▶ [Passage for review]
%%

The UX team has been conducting user research on LINCS tools to get them ready to move from development to production. So far, we have completed card sorts, usability tests, surveys, and interviews. This research has provided us with a wealth of information. However, if we want to translate what we’ve learned into meaningful, productive changes to the tools’ designs, we must keep actionability at the centre of our research practice...
During my UX studies, I took a course on user research techniques. Going in, I thought that UX research methods were fairly straightforward: speak to your users, synthesize the data you gathered from these conversations into personas and journey maps, and voilà —you’ve completed your user research. Sadly, I was mistaken. In one of the course’s assignments, my classmates and I were asked to observe participants as they completed a shopping task. When we noted that they were struggling, our professor simply asked, “Ok, but how?” In our first attempts at user research, we only looked for the problem; we had not yet grasped that we needed to understand exactly how and why participants had trouble with their task. Without digging deeper to understand our users’ goals and behaviours, our findings were not actionable, meaning that solutions could not be derived from our research.
This lesson taught me the difference between research and good research. New designers often conduct research to tick it off a checklist—to show that users have been consulted. Experienced designers conduct research to understand the user, and they turn that understanding into action. When user needs are not clear, the research does not serve the design, resulting in solutions that are not actually user centred.
During my time at LINCS, I’ve found it essential to think deeply about actionability while working on one of its tools—ResearchSpace—as it has moved through the design process. Site-wide usability tests for ResearchSpace, led by Robin Bergart (UX librarian) and Evan Rees (UX designer), had just begun when I started my position. I had the privilege to facilitate a few of the tests that were being used to determine how users understood LINCS ResearchSpace’s functionalities. Throughout the tests and as we subsequently analyzed our findings, I thought about actionability at both a low and a high level.

%%

[Data for recognizing document structure]
%%

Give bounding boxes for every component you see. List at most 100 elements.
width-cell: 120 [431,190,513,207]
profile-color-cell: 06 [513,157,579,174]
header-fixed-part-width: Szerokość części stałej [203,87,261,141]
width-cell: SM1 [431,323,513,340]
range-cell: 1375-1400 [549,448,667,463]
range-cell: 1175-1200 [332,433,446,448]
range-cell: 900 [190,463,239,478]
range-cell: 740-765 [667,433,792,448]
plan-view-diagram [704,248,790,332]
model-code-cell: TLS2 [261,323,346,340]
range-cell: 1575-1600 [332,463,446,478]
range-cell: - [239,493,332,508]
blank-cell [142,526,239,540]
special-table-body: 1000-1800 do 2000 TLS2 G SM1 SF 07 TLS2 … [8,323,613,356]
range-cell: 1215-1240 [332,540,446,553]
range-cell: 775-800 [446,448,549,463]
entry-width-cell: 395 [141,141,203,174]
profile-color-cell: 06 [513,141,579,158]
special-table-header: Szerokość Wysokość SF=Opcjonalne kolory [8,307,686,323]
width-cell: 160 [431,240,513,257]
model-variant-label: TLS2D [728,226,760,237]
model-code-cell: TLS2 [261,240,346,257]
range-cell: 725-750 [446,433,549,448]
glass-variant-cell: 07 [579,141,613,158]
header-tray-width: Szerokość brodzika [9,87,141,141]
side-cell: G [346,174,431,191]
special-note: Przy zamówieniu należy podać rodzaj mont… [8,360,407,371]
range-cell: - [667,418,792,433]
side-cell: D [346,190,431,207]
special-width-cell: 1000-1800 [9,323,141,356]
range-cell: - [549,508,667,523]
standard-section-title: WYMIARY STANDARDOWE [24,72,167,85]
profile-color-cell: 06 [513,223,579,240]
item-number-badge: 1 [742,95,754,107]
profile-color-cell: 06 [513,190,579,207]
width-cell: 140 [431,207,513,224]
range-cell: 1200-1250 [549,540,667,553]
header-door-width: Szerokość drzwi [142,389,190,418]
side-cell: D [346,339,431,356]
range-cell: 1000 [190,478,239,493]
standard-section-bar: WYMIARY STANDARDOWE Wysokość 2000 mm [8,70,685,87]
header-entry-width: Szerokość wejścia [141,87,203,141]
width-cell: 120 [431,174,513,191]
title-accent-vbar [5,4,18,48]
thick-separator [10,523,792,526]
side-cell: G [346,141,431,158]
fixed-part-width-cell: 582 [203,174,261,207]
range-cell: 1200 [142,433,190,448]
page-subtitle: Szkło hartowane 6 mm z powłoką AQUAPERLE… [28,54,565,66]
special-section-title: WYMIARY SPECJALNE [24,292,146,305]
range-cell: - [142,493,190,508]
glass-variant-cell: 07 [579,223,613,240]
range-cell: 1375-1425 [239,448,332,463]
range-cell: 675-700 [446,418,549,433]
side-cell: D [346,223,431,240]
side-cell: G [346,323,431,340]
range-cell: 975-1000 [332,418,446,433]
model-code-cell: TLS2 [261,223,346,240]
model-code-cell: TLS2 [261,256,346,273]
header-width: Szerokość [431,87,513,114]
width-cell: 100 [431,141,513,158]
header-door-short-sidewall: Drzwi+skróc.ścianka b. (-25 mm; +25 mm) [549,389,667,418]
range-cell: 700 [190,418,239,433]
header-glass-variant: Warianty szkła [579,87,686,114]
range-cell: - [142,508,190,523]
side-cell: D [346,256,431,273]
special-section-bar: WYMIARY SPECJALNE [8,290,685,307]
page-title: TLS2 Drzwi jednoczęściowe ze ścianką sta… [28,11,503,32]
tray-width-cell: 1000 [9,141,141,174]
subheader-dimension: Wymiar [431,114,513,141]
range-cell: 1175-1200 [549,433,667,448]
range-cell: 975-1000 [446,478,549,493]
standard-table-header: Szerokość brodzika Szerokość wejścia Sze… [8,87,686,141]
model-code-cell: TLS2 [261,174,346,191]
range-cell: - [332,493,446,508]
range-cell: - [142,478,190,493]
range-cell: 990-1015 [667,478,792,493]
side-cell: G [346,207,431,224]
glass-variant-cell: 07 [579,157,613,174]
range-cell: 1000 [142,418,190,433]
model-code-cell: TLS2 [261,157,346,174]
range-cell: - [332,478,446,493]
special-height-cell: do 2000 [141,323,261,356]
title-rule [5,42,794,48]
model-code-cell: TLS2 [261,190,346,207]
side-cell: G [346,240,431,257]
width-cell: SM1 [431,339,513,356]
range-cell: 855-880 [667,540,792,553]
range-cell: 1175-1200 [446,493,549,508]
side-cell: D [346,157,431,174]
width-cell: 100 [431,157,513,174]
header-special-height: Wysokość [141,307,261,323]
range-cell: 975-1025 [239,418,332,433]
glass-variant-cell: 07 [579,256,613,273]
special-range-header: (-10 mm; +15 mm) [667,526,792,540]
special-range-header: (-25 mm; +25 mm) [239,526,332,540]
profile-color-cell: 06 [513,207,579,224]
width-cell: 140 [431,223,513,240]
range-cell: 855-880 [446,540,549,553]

%%

▶ [Work task] Reproduce the passage from the piece on UX research for LINCS tools, starting with "During my UX" and going on through "from our research.".

▶ [Solution]
During my UX studies, I took a course on user research techniques. Going in, I thought that UX research methods were fairly straightforward: speak to your users, synthesize the data you gathered from these conversations into personas and journey maps, and voilà —you’ve completed your user research. Sadly, I was mistaken. In one of the course’s assignments, my classmates and I were asked to observe participants as they completed a shopping task. When we noted that they were struggling, our professor simply asked, “Ok, but how?” In our first attempts at user research, we only looked for the problem; we had not yet grasped that we needed to understand exactly how and why participants had trouble with their task. Without digging deeper to understand our users’ goals and behaviours, our findings were not actionable, meaning that solutions could not be derived from our research.